Write out every entry exactly as it stands.

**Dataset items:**
════════════════════

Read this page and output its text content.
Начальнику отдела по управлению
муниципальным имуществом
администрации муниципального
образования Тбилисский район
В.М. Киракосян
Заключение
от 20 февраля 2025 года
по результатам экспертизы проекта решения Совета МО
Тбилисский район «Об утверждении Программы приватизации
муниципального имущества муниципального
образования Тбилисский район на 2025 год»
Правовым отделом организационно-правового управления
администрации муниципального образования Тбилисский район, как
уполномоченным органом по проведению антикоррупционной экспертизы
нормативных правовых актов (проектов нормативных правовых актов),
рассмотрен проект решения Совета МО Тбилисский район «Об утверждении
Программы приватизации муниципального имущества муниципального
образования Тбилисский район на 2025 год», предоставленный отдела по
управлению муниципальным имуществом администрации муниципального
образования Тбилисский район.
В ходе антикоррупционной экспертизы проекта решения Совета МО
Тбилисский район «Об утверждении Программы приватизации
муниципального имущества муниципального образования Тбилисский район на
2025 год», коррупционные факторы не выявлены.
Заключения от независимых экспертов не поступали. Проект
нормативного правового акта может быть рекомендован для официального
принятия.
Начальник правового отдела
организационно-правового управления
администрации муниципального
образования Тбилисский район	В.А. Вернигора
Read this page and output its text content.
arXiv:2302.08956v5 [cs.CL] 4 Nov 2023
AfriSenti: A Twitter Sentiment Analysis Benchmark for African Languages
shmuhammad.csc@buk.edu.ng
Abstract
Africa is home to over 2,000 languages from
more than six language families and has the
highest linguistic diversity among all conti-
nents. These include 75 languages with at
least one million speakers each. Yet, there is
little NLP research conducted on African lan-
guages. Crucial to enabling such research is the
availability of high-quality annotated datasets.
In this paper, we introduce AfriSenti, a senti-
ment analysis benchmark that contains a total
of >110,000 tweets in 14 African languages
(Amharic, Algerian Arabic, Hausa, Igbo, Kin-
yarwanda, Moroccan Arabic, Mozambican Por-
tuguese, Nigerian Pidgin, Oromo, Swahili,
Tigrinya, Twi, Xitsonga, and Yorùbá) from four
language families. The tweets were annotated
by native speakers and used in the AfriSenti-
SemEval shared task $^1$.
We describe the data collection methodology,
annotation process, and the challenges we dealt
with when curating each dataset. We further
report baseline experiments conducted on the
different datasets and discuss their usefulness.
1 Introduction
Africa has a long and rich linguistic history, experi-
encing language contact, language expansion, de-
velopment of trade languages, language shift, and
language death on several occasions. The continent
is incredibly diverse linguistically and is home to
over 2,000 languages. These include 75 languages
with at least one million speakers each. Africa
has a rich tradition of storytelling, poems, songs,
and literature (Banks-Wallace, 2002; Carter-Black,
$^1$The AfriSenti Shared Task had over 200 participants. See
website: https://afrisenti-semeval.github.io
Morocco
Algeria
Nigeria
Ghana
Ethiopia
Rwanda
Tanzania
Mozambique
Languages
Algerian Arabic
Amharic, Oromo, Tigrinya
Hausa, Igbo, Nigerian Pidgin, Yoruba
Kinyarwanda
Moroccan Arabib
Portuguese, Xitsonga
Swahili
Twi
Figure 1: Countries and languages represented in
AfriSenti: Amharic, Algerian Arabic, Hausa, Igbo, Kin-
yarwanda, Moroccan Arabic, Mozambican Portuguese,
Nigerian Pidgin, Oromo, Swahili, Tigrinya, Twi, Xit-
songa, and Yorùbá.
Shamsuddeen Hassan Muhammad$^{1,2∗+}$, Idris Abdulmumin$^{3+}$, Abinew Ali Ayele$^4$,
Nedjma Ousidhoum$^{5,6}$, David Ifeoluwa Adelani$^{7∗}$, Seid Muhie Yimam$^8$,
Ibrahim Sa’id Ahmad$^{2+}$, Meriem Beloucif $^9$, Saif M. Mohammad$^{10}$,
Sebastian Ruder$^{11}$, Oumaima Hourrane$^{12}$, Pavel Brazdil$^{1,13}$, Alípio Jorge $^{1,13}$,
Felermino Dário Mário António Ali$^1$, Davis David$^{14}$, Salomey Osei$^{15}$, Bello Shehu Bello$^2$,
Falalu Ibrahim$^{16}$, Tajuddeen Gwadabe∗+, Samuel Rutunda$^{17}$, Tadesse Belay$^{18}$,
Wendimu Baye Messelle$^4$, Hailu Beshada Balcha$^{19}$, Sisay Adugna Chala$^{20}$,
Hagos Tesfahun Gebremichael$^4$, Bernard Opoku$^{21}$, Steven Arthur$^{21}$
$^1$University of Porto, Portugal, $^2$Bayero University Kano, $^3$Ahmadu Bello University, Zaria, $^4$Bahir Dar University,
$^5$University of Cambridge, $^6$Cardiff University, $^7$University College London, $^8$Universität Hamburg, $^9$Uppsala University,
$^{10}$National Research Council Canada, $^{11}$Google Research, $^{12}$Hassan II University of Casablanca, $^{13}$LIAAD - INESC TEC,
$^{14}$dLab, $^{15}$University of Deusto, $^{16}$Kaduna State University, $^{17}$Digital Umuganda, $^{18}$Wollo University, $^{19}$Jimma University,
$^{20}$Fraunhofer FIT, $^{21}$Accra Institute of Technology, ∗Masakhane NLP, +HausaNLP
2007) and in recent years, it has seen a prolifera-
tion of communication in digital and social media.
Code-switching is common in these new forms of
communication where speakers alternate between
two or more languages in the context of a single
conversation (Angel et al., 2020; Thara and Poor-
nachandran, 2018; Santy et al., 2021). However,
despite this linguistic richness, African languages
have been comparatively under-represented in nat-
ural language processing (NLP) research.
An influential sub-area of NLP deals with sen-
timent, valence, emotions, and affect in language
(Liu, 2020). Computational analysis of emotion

════════════════════

**RESULT OF THIS EXERCISE:**
Read this page and output its text content.
Начальнику отдела по управлению
муниципальным имуществом
администрации муниципального
образования Тбилисский район
В.М. Киракосян
Заключение
от 20 февраля 2025 года
по результатам экспертизы проекта решения Совета МО
Тбилисский район «Об утверждении Программы приватизации
муниципального имущества муниципального
образования Тбилисский район на 2025 год»
Правовым отделом организационно-правового управления
администрации муниципального образования Тбилисский район, как
уполномоченным органом по проведению антикоррупционной экспертизы
нормативных правовых актов (проектов нормативных правовых актов),
рассмотрен проект решения Совета МО Тбилисский район «Об утверждении
Программы приватизации муниципального имущества муниципального
образования Тбилисский район на 2025 год», предоставленный отдела по
управлению муниципальным имуществом администрации муниципального
образования Тбилисский район.
В ходе антикоррупционной экспертизы проекта решения Совета МО
Тбилисский район «Об утверждении Программы приватизации
муниципального имущества муниципального образования Тбилисский район на
2025 год», коррупционные факторы не выявлены.
Заключения от независимых экспертов не поступали. Проект
нормативного правового акта может быть рекомендован для официального
принятия.
Начальник правового отдела
организационно-правового управления
администрации муниципального
образования Тбилисский район	В.А. Вернигора
Read this page and output its text content.
arXiv:2302.08956v5 [cs.CL] 4 Nov 2023
AfriSenti: A Twitter Sentiment Analysis Benchmark for African Languages
shmuhammad.csc@buk.edu.ng
Abstract
Africa is home to over 2,000 languages from
more than six language families and has the
highest linguistic diversity among all conti-
nents. These include 75 languages with at
least one million speakers each. Yet, there is
little NLP research conducted on African lan-
guages. Crucial to enabling such research is the
availability of high-quality annotated datasets.
In this paper, we introduce AfriSenti, a senti-
ment analysis benchmark that contains a total
of >110,000 tweets in 14 African languages
(Amharic, Algerian Arabic, Hausa, Igbo, Kin-
yarwanda, Moroccan Arabic, Mozambican Por-
tuguese, Nigerian Pidgin, Oromo, Swahili,
Tigrinya, Twi, Xitsonga, and Yorùbá) from four
language families. The tweets were annotated
by native speakers and used in the AfriSenti-
SemEval shared task $^1$.
We describe the data collection methodology,
annotation process, and the challenges we dealt
with when curating each dataset. We further
report baseline experiments conducted on the
different datasets and discuss their usefulness.
1 Introduction
Africa has a long and rich linguistic history, experi-
encing language contact, language expansion, de-
velopment of trade languages, language shift, and
language death on several occasions. The continent
is incredibly diverse linguistically and is home to
over 2,000 languages. These include 75 languages
with at least one million speakers each. Africa
has a rich tradition of storytelling, poems, songs,
and literature (Banks-Wallace, 2002; Carter-Black,
$^1$The AfriSenti Shared Task had over 200 participants. See
website: https://afrisenti-semeval.github.io
Morocco
Algeria
Nigeria
Ghana
Ethiopia
Rwanda
Tanzania
Mozambique
Languages
Algerian Arabic
Amharic, Oromo, Tigrinya
Hausa, Igbo, Nigerian Pidgin, Yoruba
Kinyarwanda
Moroccan Arabib
Portuguese, Xitsonga
Swahili
Twi
Figure 1: Countries and languages represented in
AfriSenti: Amharic, Algerian Arabic, Hausa, Igbo, Kin-
yarwanda, Moroccan Arabic, Mozambican Portuguese,
Nigerian Pidgin, Oromo, Swahili, Tigrinya, Twi, Xit-
songa, and Yorùbá.
Shamsuddeen Hassan Muhammad$^{1,2∗+}$, Idris Abdulmumin$^{3+}$, Abinew Ali Ayele$^4$,
Nedjma Ousidhoum$^{5,6}$, David Ifeoluwa Adelani$^{7∗}$, Seid Muhie Yimam$^8$,
Ibrahim Sa’id Ahmad$^{2+}$, Meriem Beloucif $^9$, Saif M. Mohammad$^{10}$,
Sebastian Ruder$^{11}$, Oumaima Hourrane$^{12}$, Pavel Brazdil$^{1,13}$, Alípio Jorge $^{1,13}$,
Felermino Dário Mário António Ali$^1$, Davis David$^{14}$, Salomey Osei$^{15}$, Bello Shehu Bello$^2$,
Falalu Ibrahim$^{16}$, Tajuddeen Gwadabe∗+, Samuel Rutunda$^{17}$, Tadesse Belay$^{18}$,
Wendimu Baye Messelle$^4$, Hailu Beshada Balcha$^{19}$, Sisay Adugna Chala$^{20}$,
Hagos Tesfahun Gebremichael$^4$, Bernard Opoku$^{21}$, Steven Arthur$^{21}$
$^1$University of Porto, Portugal, $^2$Bayero University Kano, $^3$Ahmadu Bello University, Zaria, $^4$Bahir Dar University,
$^5$University of Cambridge, $^6$Cardiff University, $^7$University College London, $^8$Universität Hamburg, $^9$Uppsala University,
$^{10}$National Research Council Canada, $^{11}$Google Research, $^{12}$Hassan II University of Casablanca, $^{13}$LIAAD - INESC TEC,
$^{14}$dLab, $^{15}$University of Deusto, $^{16}$Kaduna State University, $^{17}$Digital Umuganda, $^{18}$Wollo University, $^{19}$Jimma University,
$^{20}$Fraunhofer FIT, $^{21}$Accra Institute of Technology, ∗Masakhane NLP, +HausaNLP
2007) and in recent years, it has seen a prolifera-
tion of communication in digital and social media.
Code-switching is common in these new forms of
communication where speakers alternate between
two or more languages in the context of a single
conversation (Angel et al., 2020; Thara and Poor-
nachandran, 2018; Santy et al., 2021). However,
despite this linguistic richness, African languages
have been comparatively under-represented in nat-
ural language processing (NLP) research.
An influential sub-area of NLP deals with sen-
timent, valence, emotions, and affect in language
(Liu, 2020). Computational analysis of emotion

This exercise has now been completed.